■ DATA SHOWN

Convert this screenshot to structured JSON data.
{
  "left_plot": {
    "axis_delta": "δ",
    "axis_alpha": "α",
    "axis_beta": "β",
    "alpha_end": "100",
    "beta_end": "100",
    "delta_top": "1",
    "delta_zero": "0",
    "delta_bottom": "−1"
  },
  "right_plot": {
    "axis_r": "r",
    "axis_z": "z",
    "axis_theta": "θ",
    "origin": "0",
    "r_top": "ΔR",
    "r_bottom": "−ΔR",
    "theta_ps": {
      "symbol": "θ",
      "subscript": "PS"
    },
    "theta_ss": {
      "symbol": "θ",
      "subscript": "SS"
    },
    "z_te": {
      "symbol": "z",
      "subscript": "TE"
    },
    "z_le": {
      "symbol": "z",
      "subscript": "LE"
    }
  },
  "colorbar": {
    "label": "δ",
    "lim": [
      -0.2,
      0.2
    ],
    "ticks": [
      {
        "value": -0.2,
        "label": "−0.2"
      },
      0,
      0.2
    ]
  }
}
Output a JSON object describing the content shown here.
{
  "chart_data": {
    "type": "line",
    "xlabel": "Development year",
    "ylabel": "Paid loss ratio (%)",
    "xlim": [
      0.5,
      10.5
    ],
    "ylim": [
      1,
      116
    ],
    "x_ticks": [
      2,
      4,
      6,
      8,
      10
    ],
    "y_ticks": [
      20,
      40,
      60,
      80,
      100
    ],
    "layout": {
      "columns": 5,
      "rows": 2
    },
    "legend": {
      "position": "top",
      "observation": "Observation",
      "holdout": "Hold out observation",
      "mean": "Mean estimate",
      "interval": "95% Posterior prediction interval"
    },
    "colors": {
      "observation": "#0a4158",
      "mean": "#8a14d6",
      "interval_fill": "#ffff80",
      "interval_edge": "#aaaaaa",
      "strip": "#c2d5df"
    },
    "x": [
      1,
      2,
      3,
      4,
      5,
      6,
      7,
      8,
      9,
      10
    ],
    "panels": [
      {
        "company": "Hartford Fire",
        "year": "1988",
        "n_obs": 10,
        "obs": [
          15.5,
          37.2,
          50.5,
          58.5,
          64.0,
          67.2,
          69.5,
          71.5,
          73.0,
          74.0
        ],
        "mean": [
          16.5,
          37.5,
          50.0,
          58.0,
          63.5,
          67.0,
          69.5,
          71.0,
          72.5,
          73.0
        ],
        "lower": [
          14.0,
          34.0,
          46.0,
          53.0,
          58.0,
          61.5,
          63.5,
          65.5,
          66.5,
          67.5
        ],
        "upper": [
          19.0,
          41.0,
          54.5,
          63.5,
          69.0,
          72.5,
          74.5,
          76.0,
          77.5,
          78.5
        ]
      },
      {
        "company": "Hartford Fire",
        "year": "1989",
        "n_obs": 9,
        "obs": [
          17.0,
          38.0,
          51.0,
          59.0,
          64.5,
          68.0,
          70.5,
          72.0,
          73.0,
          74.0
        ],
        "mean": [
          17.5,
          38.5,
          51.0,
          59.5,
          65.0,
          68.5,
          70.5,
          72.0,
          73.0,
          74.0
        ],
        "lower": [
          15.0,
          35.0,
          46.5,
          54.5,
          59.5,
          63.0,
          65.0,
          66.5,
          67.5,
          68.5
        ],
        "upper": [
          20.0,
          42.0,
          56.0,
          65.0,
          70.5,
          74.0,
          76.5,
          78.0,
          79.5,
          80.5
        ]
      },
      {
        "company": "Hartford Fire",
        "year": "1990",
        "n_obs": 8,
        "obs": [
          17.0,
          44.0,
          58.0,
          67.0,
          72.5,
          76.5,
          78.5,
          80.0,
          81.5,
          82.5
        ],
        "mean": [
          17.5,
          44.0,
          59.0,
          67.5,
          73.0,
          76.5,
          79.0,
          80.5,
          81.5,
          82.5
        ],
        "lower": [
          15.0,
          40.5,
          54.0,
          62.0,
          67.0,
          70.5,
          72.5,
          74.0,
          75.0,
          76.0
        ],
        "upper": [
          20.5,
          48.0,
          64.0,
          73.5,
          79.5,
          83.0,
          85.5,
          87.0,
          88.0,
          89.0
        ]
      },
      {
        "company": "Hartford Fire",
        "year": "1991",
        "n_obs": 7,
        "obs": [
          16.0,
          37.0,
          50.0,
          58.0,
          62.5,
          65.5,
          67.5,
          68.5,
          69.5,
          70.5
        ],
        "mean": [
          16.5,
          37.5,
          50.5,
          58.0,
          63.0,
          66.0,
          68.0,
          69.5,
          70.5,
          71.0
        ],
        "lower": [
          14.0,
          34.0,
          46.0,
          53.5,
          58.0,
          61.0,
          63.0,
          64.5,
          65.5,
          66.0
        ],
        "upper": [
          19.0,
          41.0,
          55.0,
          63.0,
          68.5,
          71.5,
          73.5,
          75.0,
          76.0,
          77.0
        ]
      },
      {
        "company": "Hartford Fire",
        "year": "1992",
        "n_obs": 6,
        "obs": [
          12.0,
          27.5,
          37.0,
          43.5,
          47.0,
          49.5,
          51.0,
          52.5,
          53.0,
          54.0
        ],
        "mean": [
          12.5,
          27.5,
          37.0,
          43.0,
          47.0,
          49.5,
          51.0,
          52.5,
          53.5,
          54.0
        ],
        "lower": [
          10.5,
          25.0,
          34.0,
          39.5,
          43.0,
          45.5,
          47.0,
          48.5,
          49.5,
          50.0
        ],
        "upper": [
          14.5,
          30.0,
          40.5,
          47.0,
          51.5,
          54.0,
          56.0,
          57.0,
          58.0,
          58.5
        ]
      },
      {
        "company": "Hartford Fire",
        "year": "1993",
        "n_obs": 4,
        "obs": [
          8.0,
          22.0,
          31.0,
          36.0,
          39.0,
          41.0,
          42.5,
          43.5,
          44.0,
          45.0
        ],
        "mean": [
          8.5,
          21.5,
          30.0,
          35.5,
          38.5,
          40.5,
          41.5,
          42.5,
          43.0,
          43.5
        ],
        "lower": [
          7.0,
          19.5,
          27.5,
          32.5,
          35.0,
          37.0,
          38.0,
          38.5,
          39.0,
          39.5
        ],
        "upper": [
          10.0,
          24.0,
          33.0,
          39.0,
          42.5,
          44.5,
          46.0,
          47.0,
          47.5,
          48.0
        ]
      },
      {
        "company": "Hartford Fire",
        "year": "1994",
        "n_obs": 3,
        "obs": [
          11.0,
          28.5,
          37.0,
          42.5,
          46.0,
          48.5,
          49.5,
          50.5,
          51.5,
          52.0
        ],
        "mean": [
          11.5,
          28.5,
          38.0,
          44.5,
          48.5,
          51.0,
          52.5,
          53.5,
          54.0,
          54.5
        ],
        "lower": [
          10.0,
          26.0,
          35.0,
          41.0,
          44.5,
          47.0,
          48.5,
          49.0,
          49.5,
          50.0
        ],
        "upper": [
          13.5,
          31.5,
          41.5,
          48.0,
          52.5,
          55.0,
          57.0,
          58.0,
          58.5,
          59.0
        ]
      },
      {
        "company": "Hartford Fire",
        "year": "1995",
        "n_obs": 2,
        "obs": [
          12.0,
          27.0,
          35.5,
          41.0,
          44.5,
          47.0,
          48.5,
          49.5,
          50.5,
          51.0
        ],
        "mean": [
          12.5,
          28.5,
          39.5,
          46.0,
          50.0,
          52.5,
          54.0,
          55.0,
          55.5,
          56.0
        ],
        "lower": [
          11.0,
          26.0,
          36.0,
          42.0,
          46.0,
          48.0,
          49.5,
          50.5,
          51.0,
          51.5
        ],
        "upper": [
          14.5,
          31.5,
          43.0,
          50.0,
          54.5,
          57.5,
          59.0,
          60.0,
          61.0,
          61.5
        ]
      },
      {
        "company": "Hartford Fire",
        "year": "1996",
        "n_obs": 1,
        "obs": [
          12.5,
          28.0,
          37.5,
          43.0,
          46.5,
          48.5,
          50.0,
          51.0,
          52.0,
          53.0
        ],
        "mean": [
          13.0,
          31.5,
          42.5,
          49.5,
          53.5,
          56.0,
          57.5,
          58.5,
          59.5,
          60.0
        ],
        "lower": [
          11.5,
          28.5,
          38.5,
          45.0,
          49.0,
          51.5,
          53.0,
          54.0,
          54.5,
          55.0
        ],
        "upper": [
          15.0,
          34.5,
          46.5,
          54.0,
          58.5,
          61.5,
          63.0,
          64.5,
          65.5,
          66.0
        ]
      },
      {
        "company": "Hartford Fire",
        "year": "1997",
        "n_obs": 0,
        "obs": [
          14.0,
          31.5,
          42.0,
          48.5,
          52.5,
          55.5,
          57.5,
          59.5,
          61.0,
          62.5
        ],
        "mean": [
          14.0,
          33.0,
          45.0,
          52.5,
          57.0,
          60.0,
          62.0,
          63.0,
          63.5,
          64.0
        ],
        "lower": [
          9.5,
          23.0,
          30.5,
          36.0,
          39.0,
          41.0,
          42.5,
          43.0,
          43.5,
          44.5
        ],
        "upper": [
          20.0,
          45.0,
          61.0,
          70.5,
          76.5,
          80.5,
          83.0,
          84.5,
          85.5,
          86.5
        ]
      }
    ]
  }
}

■ WHAT THE TASK ASKS
Every line holding "observation" should be copied out.

■ THE SOLUTION
      "observation": "Observation",
      "holdout": "Hold out observation",
      "observation": "#0a4158",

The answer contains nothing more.